*OBJECTIVE*:
Give back the full listing, character for character, with no pictures.

*LISTED RECORDS*:
## START
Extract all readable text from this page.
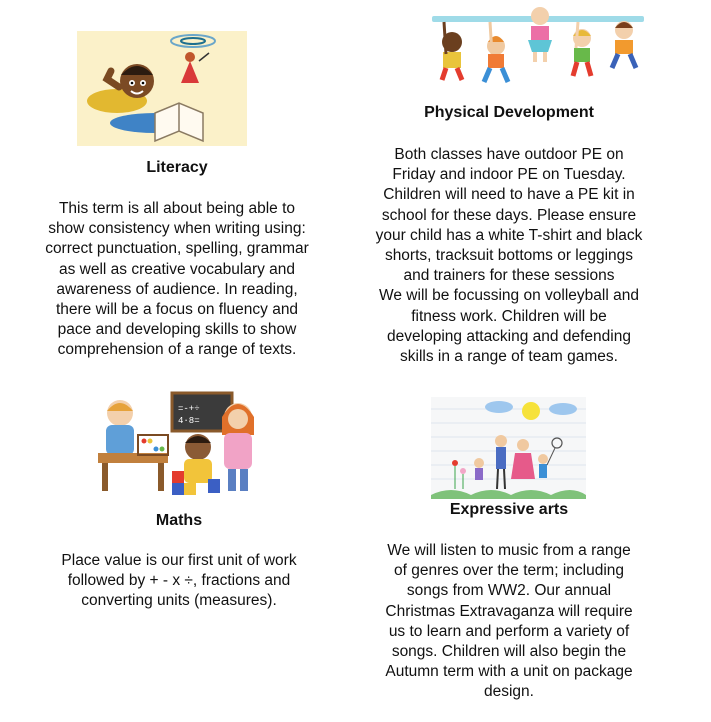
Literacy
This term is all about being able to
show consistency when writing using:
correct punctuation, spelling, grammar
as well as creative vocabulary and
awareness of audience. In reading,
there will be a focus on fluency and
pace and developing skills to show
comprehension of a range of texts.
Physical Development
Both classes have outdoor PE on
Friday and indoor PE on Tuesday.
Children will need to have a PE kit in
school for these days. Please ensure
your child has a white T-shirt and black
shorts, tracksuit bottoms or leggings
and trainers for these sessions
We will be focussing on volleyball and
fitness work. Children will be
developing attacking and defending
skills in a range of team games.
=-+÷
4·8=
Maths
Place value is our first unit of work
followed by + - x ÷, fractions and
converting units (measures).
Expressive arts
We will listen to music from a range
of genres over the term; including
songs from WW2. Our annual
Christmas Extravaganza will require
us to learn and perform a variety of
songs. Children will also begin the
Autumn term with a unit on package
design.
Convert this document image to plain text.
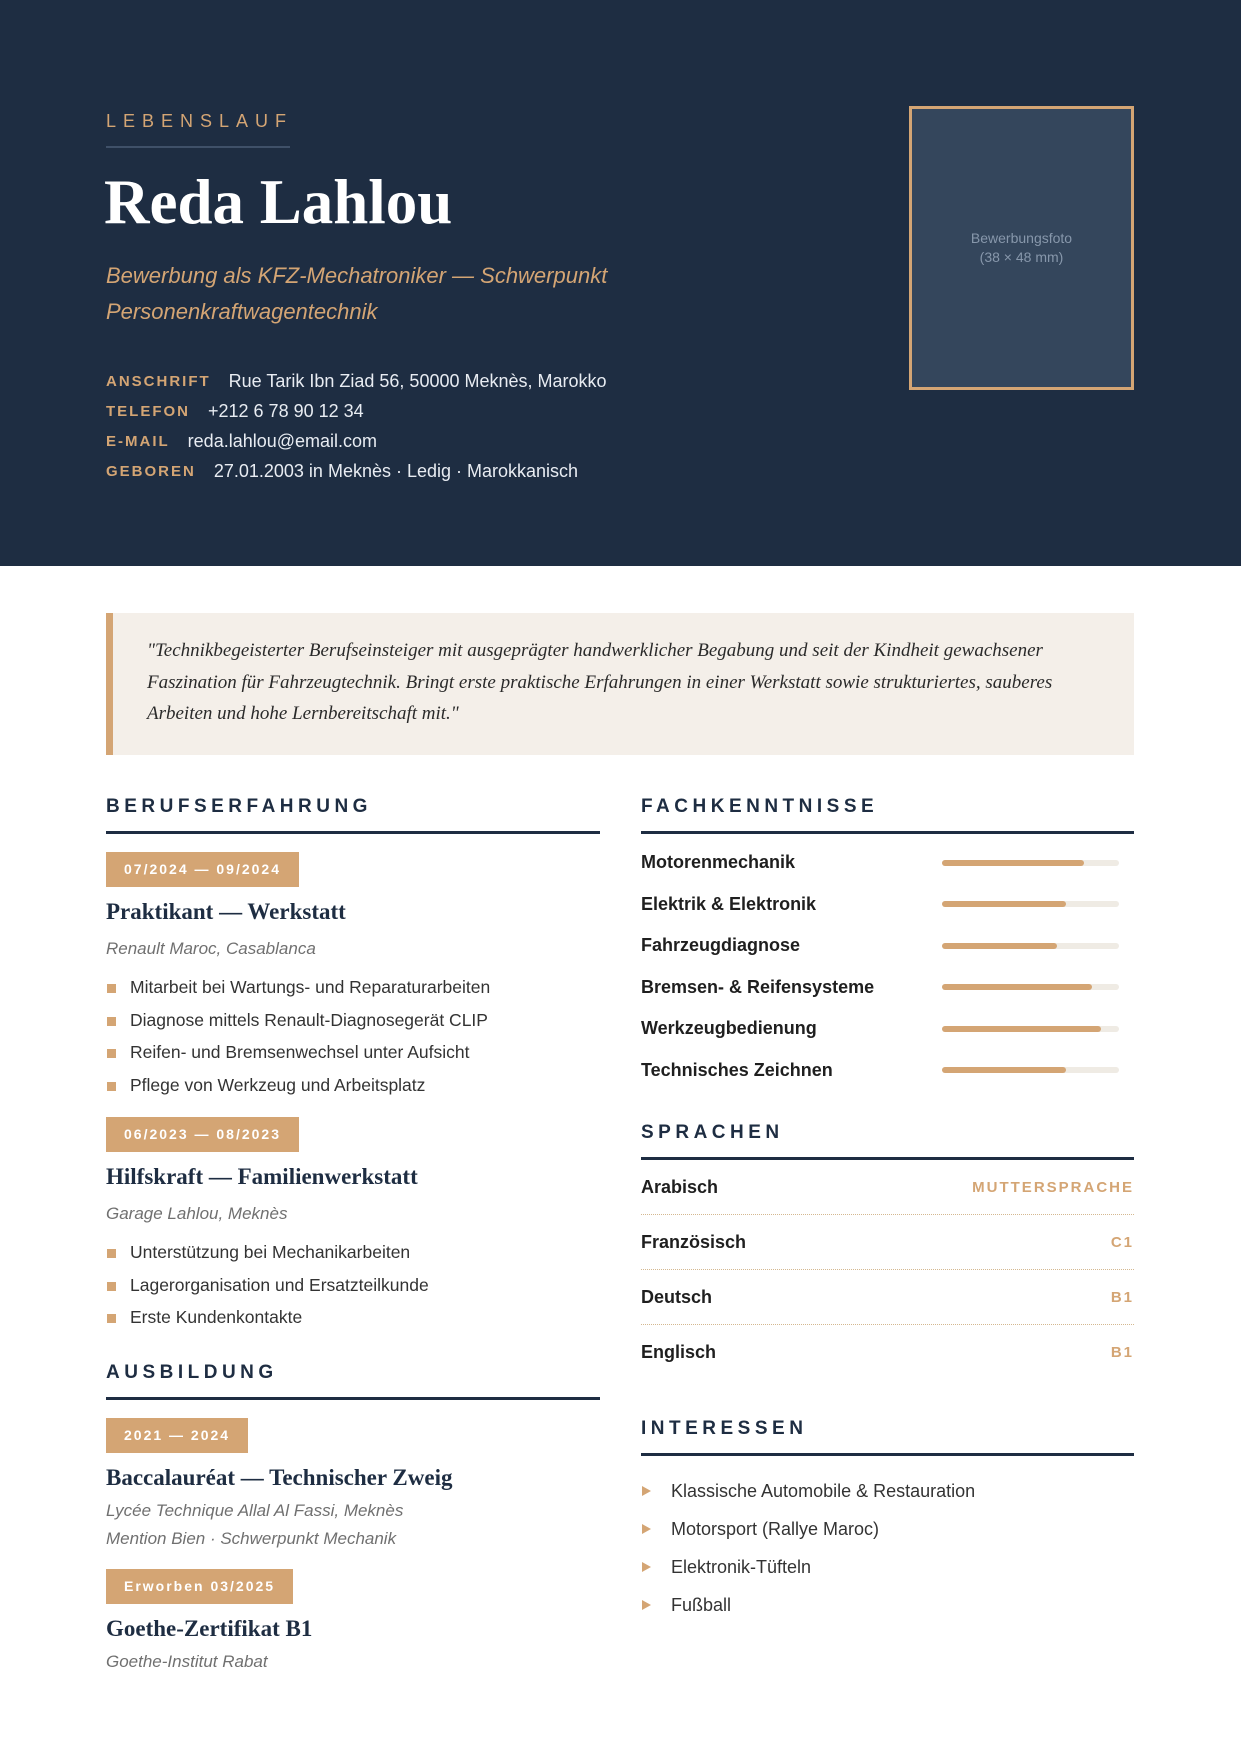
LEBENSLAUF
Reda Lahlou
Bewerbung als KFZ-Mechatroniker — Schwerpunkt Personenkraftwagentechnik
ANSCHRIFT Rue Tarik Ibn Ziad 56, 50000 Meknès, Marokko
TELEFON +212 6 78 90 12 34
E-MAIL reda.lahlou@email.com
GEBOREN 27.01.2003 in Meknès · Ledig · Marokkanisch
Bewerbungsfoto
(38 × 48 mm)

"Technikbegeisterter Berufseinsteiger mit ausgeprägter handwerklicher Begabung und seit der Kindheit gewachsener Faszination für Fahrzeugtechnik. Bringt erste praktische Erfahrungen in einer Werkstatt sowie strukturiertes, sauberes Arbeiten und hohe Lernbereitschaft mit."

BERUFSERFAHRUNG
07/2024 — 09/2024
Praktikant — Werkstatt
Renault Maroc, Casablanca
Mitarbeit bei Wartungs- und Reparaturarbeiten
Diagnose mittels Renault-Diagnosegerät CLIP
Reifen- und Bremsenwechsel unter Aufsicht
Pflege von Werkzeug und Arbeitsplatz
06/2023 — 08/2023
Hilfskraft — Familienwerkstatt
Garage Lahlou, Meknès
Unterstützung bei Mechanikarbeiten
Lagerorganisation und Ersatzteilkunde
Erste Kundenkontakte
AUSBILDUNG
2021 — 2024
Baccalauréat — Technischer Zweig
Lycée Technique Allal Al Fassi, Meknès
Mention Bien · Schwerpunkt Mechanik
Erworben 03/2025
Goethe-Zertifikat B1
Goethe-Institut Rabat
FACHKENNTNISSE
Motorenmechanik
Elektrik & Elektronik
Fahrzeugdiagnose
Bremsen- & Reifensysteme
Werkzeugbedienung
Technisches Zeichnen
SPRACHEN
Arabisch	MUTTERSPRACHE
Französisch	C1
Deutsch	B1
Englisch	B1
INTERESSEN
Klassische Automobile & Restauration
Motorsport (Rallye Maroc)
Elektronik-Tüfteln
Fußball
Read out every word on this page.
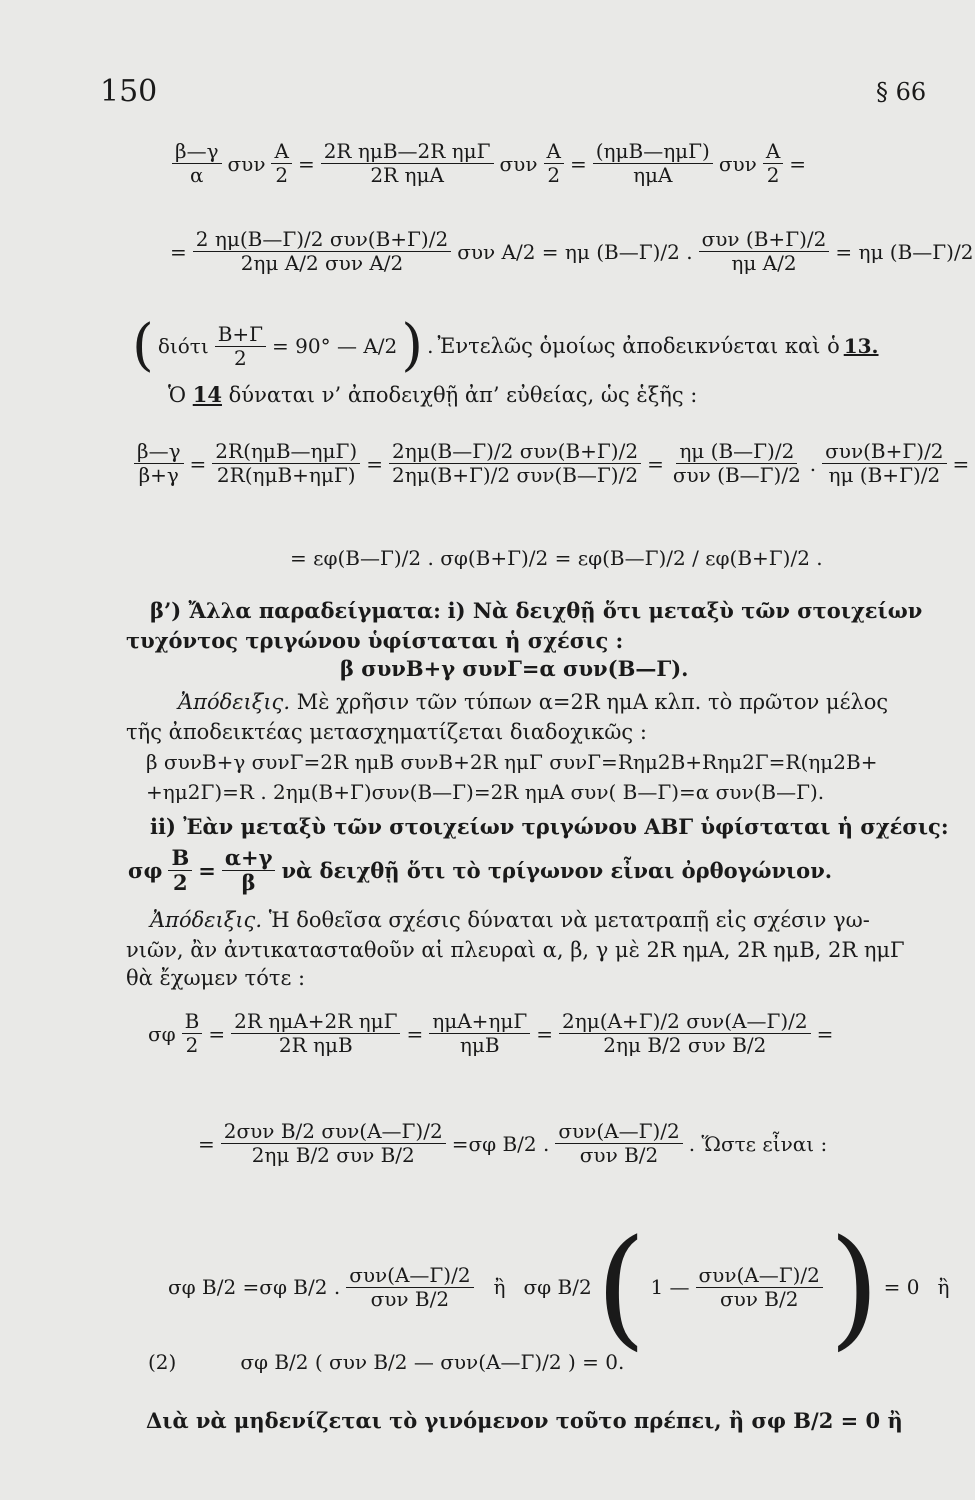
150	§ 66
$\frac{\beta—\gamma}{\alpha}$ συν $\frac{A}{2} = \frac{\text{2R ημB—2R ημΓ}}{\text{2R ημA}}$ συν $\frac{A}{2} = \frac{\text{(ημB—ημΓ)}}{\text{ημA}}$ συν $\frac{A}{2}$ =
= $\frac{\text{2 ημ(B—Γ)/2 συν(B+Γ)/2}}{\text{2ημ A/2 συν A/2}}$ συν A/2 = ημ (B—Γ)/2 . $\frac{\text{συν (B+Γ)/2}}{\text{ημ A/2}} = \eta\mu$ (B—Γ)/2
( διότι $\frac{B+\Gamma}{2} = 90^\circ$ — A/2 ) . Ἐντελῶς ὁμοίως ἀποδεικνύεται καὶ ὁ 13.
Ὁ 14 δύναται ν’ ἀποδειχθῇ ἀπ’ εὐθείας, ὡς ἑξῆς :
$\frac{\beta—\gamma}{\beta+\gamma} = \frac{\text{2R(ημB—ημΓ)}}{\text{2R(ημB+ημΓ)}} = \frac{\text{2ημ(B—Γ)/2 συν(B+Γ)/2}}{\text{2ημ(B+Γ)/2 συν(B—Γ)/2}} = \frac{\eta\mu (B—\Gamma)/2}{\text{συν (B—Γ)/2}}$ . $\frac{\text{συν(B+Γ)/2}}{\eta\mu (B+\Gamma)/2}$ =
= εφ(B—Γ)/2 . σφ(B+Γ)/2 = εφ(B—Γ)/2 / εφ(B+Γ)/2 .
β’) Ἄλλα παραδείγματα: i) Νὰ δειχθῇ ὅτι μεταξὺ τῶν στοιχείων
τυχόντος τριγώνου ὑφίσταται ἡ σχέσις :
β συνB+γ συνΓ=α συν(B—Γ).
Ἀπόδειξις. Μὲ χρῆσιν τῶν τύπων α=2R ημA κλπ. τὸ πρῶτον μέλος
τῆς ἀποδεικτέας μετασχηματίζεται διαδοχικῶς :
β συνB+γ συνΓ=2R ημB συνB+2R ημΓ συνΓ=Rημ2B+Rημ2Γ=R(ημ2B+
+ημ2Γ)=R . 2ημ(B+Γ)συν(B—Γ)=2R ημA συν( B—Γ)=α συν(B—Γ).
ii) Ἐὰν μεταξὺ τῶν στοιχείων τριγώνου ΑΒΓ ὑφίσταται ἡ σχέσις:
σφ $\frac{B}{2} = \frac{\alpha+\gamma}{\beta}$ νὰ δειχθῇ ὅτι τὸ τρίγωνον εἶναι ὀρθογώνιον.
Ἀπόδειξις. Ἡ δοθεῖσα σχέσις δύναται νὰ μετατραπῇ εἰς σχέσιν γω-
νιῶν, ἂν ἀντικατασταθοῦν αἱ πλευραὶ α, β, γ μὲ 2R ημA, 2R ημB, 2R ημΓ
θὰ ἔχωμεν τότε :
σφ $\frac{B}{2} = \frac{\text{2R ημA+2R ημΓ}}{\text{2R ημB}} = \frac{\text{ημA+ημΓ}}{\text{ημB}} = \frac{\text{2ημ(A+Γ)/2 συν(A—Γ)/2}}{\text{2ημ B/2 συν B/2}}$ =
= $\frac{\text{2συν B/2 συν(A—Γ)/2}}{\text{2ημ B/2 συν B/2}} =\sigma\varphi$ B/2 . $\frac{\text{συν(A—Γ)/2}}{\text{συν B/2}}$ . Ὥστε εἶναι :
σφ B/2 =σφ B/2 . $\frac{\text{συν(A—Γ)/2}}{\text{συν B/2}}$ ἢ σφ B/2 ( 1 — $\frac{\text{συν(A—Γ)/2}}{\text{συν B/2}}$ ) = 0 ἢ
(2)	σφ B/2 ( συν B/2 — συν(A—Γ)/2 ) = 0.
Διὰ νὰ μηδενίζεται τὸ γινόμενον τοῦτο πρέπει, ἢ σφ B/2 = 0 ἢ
## END
*SOLUTION TO THIS PROBLEM*:
Extract all readable text from this page.
Literacy
This term is all about being able to
show consistency when writing using:
correct punctuation, spelling, grammar
as well as creative vocabulary and
awareness of audience. In reading,
there will be a focus on fluency and
pace and developing skills to show
comprehension of a range of texts.
Physical Development
Both classes have outdoor PE on
Friday and indoor PE on Tuesday.
Children will need to have a PE kit in
school for these days. Please ensure
your child has a white T-shirt and black
shorts, tracksuit bottoms or leggings
and trainers for these sessions
We will be focussing on volleyball and
fitness work. Children will be
developing attacking and defending
skills in a range of team games.
=-+÷
4·8=
Maths
Place value is our first unit of work
followed by + - x ÷, fractions and
converting units (measures).
Expressive arts
We will listen to music from a range
of genres over the term; including
songs from WW2. Our annual
Christmas Extravaganza will require
us to learn and perform a variety of
songs. Children will also begin the
Autumn term with a unit on package
design.
Convert this document image to plain text.
LEBENSLAUF
Reda Lahlou
Bewerbung als KFZ-Mechatroniker — Schwerpunkt Personenkraftwagentechnik
ANSCHRIFT Rue Tarik Ibn Ziad 56, 50000 Meknès, Marokko
TELEFON +212 6 78 90 12 34
E-MAIL reda.lahlou@email.com
GEBOREN 27.01.2003 in Meknès · Ledig · Marokkanisch
Bewerbungsfoto
(38 × 48 mm)

"Technikbegeisterter Berufseinsteiger mit ausgeprägter handwerklicher Begabung und seit der Kindheit gewachsener Faszination für Fahrzeugtechnik. Bringt erste praktische Erfahrungen in einer Werkstatt sowie strukturiertes, sauberes Arbeiten und hohe Lernbereitschaft mit."

BERUFSERFAHRUNG
07/2024 — 09/2024
Praktikant — Werkstatt
Renault Maroc, Casablanca
Mitarbeit bei Wartungs- und Reparaturarbeiten
Diagnose mittels Renault-Diagnosegerät CLIP
Reifen- und Bremsenwechsel unter Aufsicht
Pflege von Werkzeug und Arbeitsplatz
06/2023 — 08/2023
Hilfskraft — Familienwerkstatt
Garage Lahlou, Meknès
Unterstützung bei Mechanikarbeiten
Lagerorganisation und Ersatzteilkunde
Erste Kundenkontakte
AUSBILDUNG
2021 — 2024
Baccalauréat — Technischer Zweig
Lycée Technique Allal Al Fassi, Meknès
Mention Bien · Schwerpunkt Mechanik
Erworben 03/2025
Goethe-Zertifikat B1
Goethe-Institut Rabat
FACHKENNTNISSE
Motorenmechanik
Elektrik & Elektronik
Fahrzeugdiagnose
Bremsen- & Reifensysteme
Werkzeugbedienung
Technisches Zeichnen
SPRACHEN
Arabisch	MUTTERSPRACHE
Französisch	C1
Deutsch	B1
Englisch	B1
INTERESSEN
Klassische Automobile & Restauration
Motorsport (Rallye Maroc)
Elektronik-Tüfteln
Fußball
Read out every word on this page.
150	§ 66
$\frac{\beta—\gamma}{\alpha}$ συν $\frac{A}{2} = \frac{\text{2R ημB—2R ημΓ}}{\text{2R ημA}}$ συν $\frac{A}{2} = \frac{\text{(ημB—ημΓ)}}{\text{ημA}}$ συν $\frac{A}{2}$ =
= $\frac{\text{2 ημ(B—Γ)/2 συν(B+Γ)/2}}{\text{2ημ A/2 συν A/2}}$ συν A/2 = ημ (B—Γ)/2 . $\frac{\text{συν (B+Γ)/2}}{\text{ημ A/2}} = \eta\mu$ (B—Γ)/2
( διότι $\frac{B+\Gamma}{2} = 90^\circ$ — A/2 ) . Ἐντελῶς ὁμοίως ἀποδεικνύεται καὶ ὁ 13.
Ὁ 14 δύναται ν’ ἀποδειχθῇ ἀπ’ εὐθείας, ὡς ἑξῆς :
$\frac{\beta—\gamma}{\beta+\gamma} = \frac{\text{2R(ημB—ημΓ)}}{\text{2R(ημB+ημΓ)}} = \frac{\text{2ημ(B—Γ)/2 συν(B+Γ)/2}}{\text{2ημ(B+Γ)/2 συν(B—Γ)/2}} = \frac{\eta\mu (B—\Gamma)/2}{\text{συν (B—Γ)/2}}$ . $\frac{\text{συν(B+Γ)/2}}{\eta\mu (B+\Gamma)/2}$ =
= εφ(B—Γ)/2 . σφ(B+Γ)/2 = εφ(B—Γ)/2 / εφ(B+Γ)/2 .
β’) Ἄλλα παραδείγματα: i) Νὰ δειχθῇ ὅτι μεταξὺ τῶν στοιχείων
τυχόντος τριγώνου ὑφίσταται ἡ σχέσις :
β συνB+γ συνΓ=α συν(B—Γ).
Ἀπόδειξις. Μὲ χρῆσιν τῶν τύπων α=2R ημA κλπ. τὸ πρῶτον μέλος
τῆς ἀποδεικτέας μετασχηματίζεται διαδοχικῶς :
β συνB+γ συνΓ=2R ημB συνB+2R ημΓ συνΓ=Rημ2B+Rημ2Γ=R(ημ2B+
+ημ2Γ)=R . 2ημ(B+Γ)συν(B—Γ)=2R ημA συν( B—Γ)=α συν(B—Γ).
ii) Ἐὰν μεταξὺ τῶν στοιχείων τριγώνου ΑΒΓ ὑφίσταται ἡ σχέσις:
σφ $\frac{B}{2} = \frac{\alpha+\gamma}{\beta}$ νὰ δειχθῇ ὅτι τὸ τρίγωνον εἶναι ὀρθογώνιον.
Ἀπόδειξις. Ἡ δοθεῖσα σχέσις δύναται νὰ μετατραπῇ εἰς σχέσιν γω-
νιῶν, ἂν ἀντικατασταθοῦν αἱ πλευραὶ α, β, γ μὲ 2R ημA, 2R ημB, 2R ημΓ
θὰ ἔχωμεν τότε :
σφ $\frac{B}{2} = \frac{\text{2R ημA+2R ημΓ}}{\text{2R ημB}} = \frac{\text{ημA+ημΓ}}{\text{ημB}} = \frac{\text{2ημ(A+Γ)/2 συν(A—Γ)/2}}{\text{2ημ B/2 συν B/2}}$ =
= $\frac{\text{2συν B/2 συν(A—Γ)/2}}{\text{2ημ B/2 συν B/2}} =\sigma\varphi$ B/2 . $\frac{\text{συν(A—Γ)/2}}{\text{συν B/2}}$ . Ὥστε εἶναι :
σφ B/2 =σφ B/2 . $\frac{\text{συν(A—Γ)/2}}{\text{συν B/2}}$ ἢ σφ B/2 ( 1 — $\frac{\text{συν(A—Γ)/2}}{\text{συν B/2}}$ ) = 0 ἢ
(2)	σφ B/2 ( συν B/2 — συν(A—Γ)/2 ) = 0.
Διὰ νὰ μηδενίζεται τὸ γινόμενον τοῦτο πρέπει, ἢ σφ B/2 = 0 ἢ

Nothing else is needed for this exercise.